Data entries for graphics
--- start ---

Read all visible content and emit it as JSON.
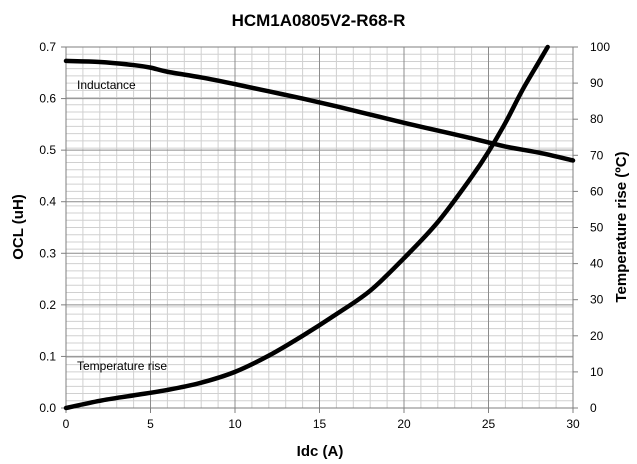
{
  "chart_data": {
    "type": "line",
    "title": "HCM1A0805V2-R68-R",
    "xlabel": "Idc (A)",
    "ylabel": "OCL (uH)",
    "y2label": "Temperature rise (ºC)",
    "xlim": [
      0,
      30
    ],
    "ylim": [
      0,
      0.7
    ],
    "y2lim": [
      0,
      100
    ],
    "x_ticks": [
      "0",
      "5",
      "10",
      "15",
      "20",
      "25",
      "30"
    ],
    "y_ticks": [
      "0.0",
      "0.1",
      "0.2",
      "0.3",
      "0.4",
      "0.5",
      "0.6",
      "0.7"
    ],
    "y2_ticks": [
      "0",
      "10",
      "20",
      "30",
      "40",
      "50",
      "60",
      "70",
      "80",
      "90",
      "100"
    ],
    "grid": true,
    "legend": "none",
    "annotations": [
      {
        "text": "Inductance",
        "series": 0
      },
      {
        "text": "Temperature rise",
        "series": 1
      }
    ],
    "series": [
      {
        "axis": "left",
        "color": "#000000",
        "x": [
          0,
          2,
          4,
          5,
          6,
          8,
          10,
          12,
          14,
          16,
          18,
          20,
          22,
          24,
          26,
          28,
          30
        ],
        "y": [
          0.673,
          0.671,
          0.665,
          0.66,
          0.652,
          0.641,
          0.628,
          0.614,
          0.6,
          0.585,
          0.569,
          0.553,
          0.538,
          0.523,
          0.507,
          0.495,
          0.48
        ]
      },
      {
        "axis": "right",
        "color": "#000000",
        "x": [
          0,
          2,
          4,
          6,
          8,
          10,
          12,
          14,
          16,
          18,
          20,
          22,
          24,
          25,
          26,
          27,
          28,
          28.5
        ],
        "y": [
          0,
          2,
          3.5,
          5,
          7,
          10,
          14.5,
          20,
          26,
          32.5,
          41.5,
          51.5,
          64,
          71,
          79,
          88,
          96,
          100
        ]
      }
    ]
  }
}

--- end ---

Objective
Pull out every line in the data above that has the word "text".

Completed exercise
        "text": "Inductance",
        "text": "Temperature rise",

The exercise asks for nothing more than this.